• **Written request**
Copy each line that has the string "help" somewhere in it.

* start Data for the task *

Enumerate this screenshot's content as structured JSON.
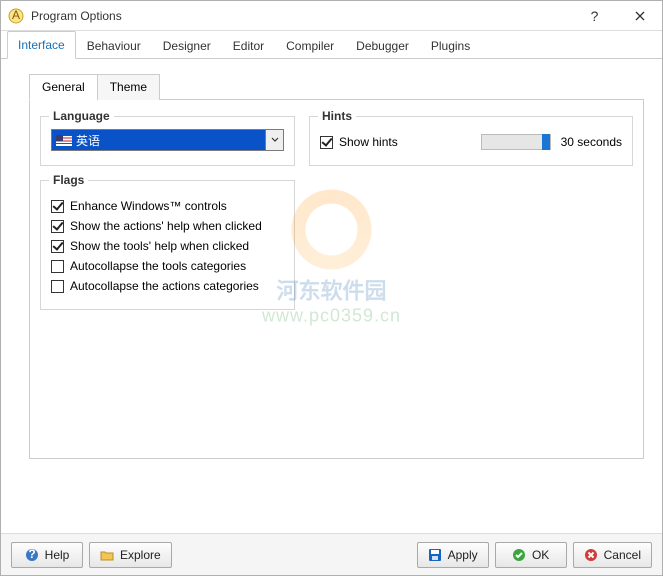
{
  "window": {
    "title": "Program Options"
  },
  "tabs": {
    "items": [
      "Interface",
      "Behaviour",
      "Designer",
      "Editor",
      "Compiler",
      "Debugger",
      "Plugins"
    ],
    "active": 0
  },
  "subtabs": {
    "items": [
      "General",
      "Theme"
    ],
    "active": 0
  },
  "language": {
    "legend": "Language",
    "value": "英语"
  },
  "hints": {
    "legend": "Hints",
    "show_label": "Show hints",
    "show_checked": true,
    "slider_value": 30,
    "slider_max": 30,
    "value_label": "30 seconds"
  },
  "flags": {
    "legend": "Flags",
    "items": [
      {
        "label": "Enhance Windows™ controls",
        "checked": true
      },
      {
        "label": "Show the actions' help when clicked",
        "checked": true
      },
      {
        "label": "Show the tools' help when clicked",
        "checked": true
      },
      {
        "label": "Autocollapse the tools categories",
        "checked": false
      },
      {
        "label": "Autocollapse the actions categories",
        "checked": false
      }
    ]
  },
  "buttons": {
    "help": "Help",
    "explore": "Explore",
    "apply": "Apply",
    "ok": "OK",
    "cancel": "Cancel"
  },
  "watermark": {
    "line1": "河东软件园",
    "line2": "www.pc0359.cn"
  },
  "colors": {
    "accent": "#0a52c8",
    "ok": "#3aa53a",
    "cancel": "#d23b3b",
    "apply": "#1565c0"
  }
}
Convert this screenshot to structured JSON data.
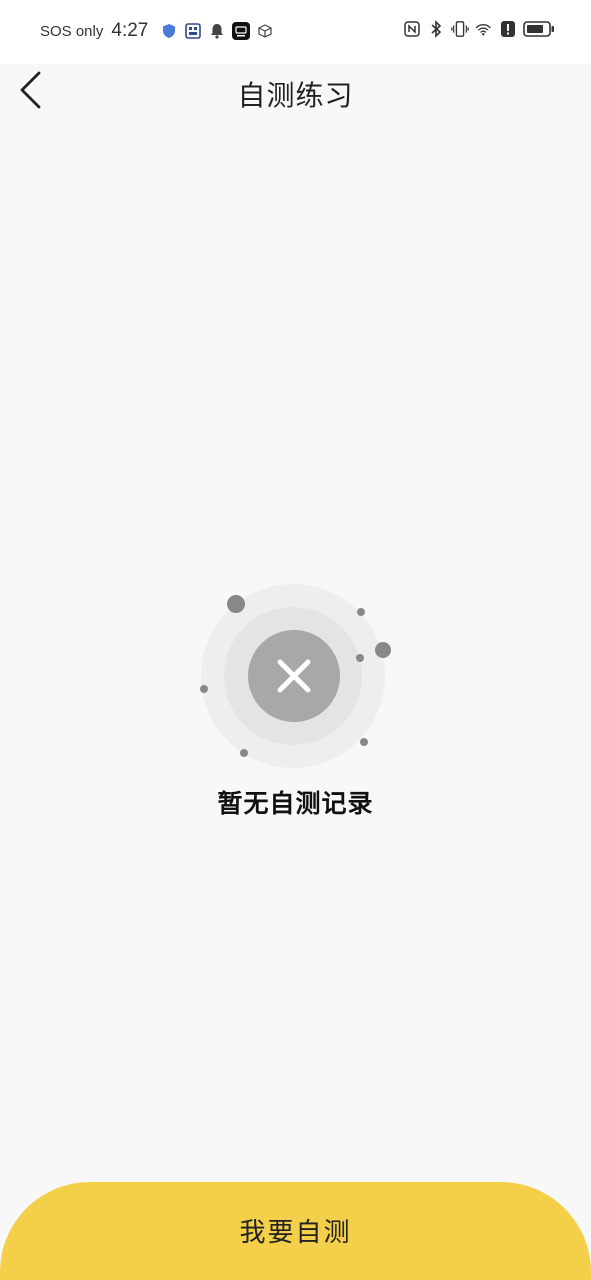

* end Data for the task *

• **Response to this exercise**
        "label": "Show the actions' help when clicked",
        "label": "Show the tools' help when clicked",
    "help": "Help",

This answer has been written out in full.